WHAT IS ASKED: Without the pictures, write out all the lines below exactly as they appear.

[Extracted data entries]
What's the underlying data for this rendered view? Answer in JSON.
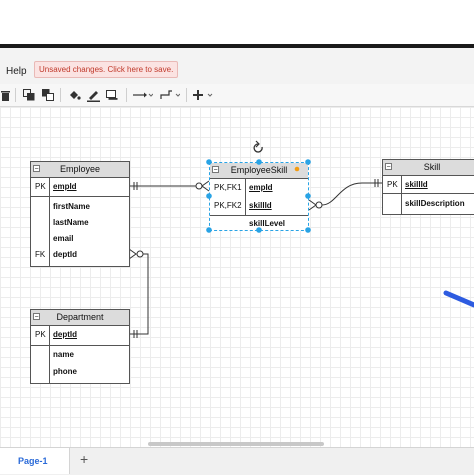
{
  "menu": {
    "help": "Help",
    "unsaved": "Unsaved changes. Click here to save."
  },
  "colors": {
    "accent": "#2a6ad8",
    "selection": "#29a3e5",
    "warning": "#c0392b"
  },
  "toolbar": {
    "icons": [
      "delete-icon",
      "to-front-icon",
      "to-back-icon",
      "fill-color-icon",
      "line-color-icon",
      "shadow-icon",
      "connection-icon",
      "waypoints-icon",
      "insert-icon"
    ]
  },
  "entities": {
    "employee": {
      "title": "Employee",
      "rows": [
        {
          "key": "PK",
          "name": "empId",
          "underline": true
        },
        {
          "key": "",
          "name": "firstName",
          "underline": false
        },
        {
          "key": "",
          "name": "lastName",
          "underline": false
        },
        {
          "key": "",
          "name": "email",
          "underline": false
        },
        {
          "key": "FK",
          "name": "deptId",
          "underline": false
        }
      ]
    },
    "employeeskill": {
      "title": "EmployeeSkill",
      "rows": [
        {
          "key": "PK,FK1",
          "name": "empId",
          "underline": true
        },
        {
          "key": "PK,FK2",
          "name": "skillId",
          "underline": true
        },
        {
          "key": "",
          "name": "skillLevel",
          "underline": false
        }
      ]
    },
    "skill": {
      "title": "Skill",
      "rows": [
        {
          "key": "PK",
          "name": "skillId",
          "underline": true
        },
        {
          "key": "",
          "name": "skillDescription",
          "underline": false
        }
      ]
    },
    "department": {
      "title": "Department",
      "rows": [
        {
          "key": "PK",
          "name": "deptId",
          "underline": true
        },
        {
          "key": "",
          "name": "name",
          "underline": false
        },
        {
          "key": "",
          "name": "phone",
          "underline": false
        }
      ]
    }
  },
  "pages": {
    "current": "Page-1",
    "add": "+"
  }
}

CORRECT ANSWER:
What's the underlying data for this rendered view? Answer in JSON.
{
  "menu": {
    "help": "Help",
    "unsaved": "Unsaved changes. Click here to save."
  },
  "colors": {
    "accent": "#2a6ad8",
    "selection": "#29a3e5",
    "warning": "#c0392b"
  },
  "toolbar": {
    "icons": [
      "delete-icon",
      "to-front-icon",
      "to-back-icon",
      "fill-color-icon",
      "line-color-icon",
      "shadow-icon",
      "connection-icon",
      "waypoints-icon",
      "insert-icon"
    ]
  },
  "entities": {
    "employee": {
      "title": "Employee",
      "rows": [
        {
          "key": "PK",
          "name": "empId",
          "underline": true
        },
        {
          "key": "",
          "name": "firstName",
          "underline": false
        },
        {
          "key": "",
          "name": "lastName",
          "underline": false
        },
        {
          "key": "",
          "name": "email",
          "underline": false
        },
        {
          "key": "FK",
          "name": "deptId",
          "underline": false
        }
      ]
    },
    "employeeskill": {
      "title": "EmployeeSkill",
      "rows": [
        {
          "key": "PK,FK1",
          "name": "empId",
          "underline": true
        },
        {
          "key": "PK,FK2",
          "name": "skillId",
          "underline": true
        },
        {
          "key": "",
          "name": "skillLevel",
          "underline": false
        }
      ]
    },
    "skill": {
      "title": "Skill",
      "rows": [
        {
          "key": "PK",
          "name": "skillId",
          "underline": true
        },
        {
          "key": "",
          "name": "skillDescription",
          "underline": false
        }
      ]
    },
    "department": {
      "title": "Department",
      "rows": [
        {
          "key": "PK",
          "name": "deptId",
          "underline": true
        },
        {
          "key": "",
          "name": "name",
          "underline": false
        },
        {
          "key": "",
          "name": "phone",
          "underline": false
        }
      ]
    }
  },
  "pages": {
    "current": "Page-1",
    "add": "+"
  }
}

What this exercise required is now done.